Challenge 1: Arrange the entries as a Markdown table with columns "Row" and "Content", starting at the first line of the entries and ending at the line containing "fib-anchor xyxy=(1124,208,1133,223)". Leave out any blank lines.

Aren’t we in danger of becoming the opposite, obsessed with the continuation of the Union at any cost, even the continuation of our own party as a force for the common good?  If we spend the next couple of years fretting over a referendum, the timing or wording of which we have no real control over, what reason are we giving the Scottish people to support us?

So, what’s the alternative? We could spend the next parliament in two ways: firstly, innovating within our own party to create a coherent, dynamic approach to improving the lives of the people of Scotland and communicating those ideas to the electorate; secondly, holding the SNP Government to account on the issues the Scottish Parliament was created to have responsibility for.

When the referendum comes, we leave it to the Scottish people to decide, then we work with the outcome.

Challenge 2: In the passage about the Scottish referendum, who is left to decide when the referendum comes?

The data:
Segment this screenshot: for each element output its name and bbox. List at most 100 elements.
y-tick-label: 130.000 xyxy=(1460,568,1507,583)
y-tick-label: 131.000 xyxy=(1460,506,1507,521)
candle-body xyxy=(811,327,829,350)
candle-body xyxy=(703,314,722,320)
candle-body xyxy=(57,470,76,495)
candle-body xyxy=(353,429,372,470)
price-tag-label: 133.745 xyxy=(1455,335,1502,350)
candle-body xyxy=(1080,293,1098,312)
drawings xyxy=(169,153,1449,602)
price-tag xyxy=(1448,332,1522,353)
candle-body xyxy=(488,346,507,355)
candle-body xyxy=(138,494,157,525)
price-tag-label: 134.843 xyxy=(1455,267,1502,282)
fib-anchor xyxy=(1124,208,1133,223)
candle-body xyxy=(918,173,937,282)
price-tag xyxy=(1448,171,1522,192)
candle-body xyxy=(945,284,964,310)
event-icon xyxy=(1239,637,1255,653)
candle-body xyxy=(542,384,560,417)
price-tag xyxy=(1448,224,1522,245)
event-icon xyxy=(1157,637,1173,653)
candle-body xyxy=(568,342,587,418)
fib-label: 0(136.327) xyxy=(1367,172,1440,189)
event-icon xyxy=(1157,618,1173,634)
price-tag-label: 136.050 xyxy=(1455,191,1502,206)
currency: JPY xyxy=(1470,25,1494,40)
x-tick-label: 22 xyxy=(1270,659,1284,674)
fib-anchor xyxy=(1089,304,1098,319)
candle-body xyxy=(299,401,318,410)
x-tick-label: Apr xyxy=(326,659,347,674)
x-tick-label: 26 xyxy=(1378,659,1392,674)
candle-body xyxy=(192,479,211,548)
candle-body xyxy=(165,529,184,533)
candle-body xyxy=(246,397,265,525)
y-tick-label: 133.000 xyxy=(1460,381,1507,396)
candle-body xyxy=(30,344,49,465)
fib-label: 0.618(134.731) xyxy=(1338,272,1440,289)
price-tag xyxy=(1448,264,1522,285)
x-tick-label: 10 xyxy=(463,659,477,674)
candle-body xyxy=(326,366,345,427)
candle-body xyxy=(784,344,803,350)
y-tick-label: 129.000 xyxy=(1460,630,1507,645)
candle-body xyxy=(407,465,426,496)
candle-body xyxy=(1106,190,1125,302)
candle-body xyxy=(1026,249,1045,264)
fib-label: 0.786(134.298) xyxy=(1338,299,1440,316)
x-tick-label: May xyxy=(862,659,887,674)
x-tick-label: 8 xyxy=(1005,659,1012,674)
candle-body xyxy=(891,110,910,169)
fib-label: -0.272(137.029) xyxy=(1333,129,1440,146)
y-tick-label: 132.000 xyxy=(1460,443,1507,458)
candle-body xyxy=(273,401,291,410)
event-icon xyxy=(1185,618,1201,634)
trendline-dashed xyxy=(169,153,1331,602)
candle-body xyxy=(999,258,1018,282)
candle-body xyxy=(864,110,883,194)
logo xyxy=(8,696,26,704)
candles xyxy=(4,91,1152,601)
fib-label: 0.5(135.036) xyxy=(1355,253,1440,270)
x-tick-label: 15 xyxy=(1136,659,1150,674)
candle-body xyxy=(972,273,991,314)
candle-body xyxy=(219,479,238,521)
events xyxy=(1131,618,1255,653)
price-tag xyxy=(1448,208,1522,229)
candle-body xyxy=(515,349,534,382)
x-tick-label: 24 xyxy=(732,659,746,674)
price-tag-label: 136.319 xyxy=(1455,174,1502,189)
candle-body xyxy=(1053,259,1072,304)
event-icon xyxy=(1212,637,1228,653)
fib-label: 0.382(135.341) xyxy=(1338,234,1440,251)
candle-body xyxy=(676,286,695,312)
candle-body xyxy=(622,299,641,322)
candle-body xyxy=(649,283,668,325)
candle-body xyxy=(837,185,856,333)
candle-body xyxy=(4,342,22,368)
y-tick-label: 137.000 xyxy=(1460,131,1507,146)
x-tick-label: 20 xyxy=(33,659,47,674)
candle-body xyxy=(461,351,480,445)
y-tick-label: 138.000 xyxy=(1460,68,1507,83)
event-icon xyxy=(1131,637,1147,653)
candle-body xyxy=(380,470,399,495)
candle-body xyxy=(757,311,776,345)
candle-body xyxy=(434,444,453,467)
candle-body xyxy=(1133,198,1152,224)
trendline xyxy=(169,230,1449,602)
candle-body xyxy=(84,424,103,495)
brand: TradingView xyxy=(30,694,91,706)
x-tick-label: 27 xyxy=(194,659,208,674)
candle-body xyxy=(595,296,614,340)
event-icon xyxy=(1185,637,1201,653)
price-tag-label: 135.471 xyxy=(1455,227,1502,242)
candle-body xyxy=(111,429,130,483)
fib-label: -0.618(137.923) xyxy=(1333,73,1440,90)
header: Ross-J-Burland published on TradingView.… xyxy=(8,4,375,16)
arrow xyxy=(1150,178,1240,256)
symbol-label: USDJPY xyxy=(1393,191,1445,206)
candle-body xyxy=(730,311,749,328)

Written answer 1:
| Row | Content |
|---|---|
| 1 | Segment this screenshot: for each element output its name and bbox. List at most 100 elements. |
| 2 | y-tick-label: 130.000 xyxy=(1460,568,1507,583) |
| 3 | y-tick-label: 131.000 xyxy=(1460,506,1507,521) |
| 4 | candle-body xyxy=(811,327,829,350) |
| 5 | candle-body xyxy=(703,314,722,320) |
| 6 | candle-body xyxy=(57,470,76,495) |
| 7 | candle-body xyxy=(353,429,372,470) |
| 8 | price-tag-label: 133.745 xyxy=(1455,335,1502,350) |
| 9 | candle-body xyxy=(1080,293,1098,312) |
| 10 | drawings xyxy=(169,153,1449,602) |
| 11 | price-tag xyxy=(1448,332,1522,353) |
| 12 | candle-body xyxy=(488,346,507,355) |
| 13 | candle-body xyxy=(138,494,157,525) |
| 14 | price-tag-label: 134.843 xyxy=(1455,267,1502,282) |
| 15 | fib-anchor xyxy=(1124,208,1133,223) |

Written answer 2: The Scottish people.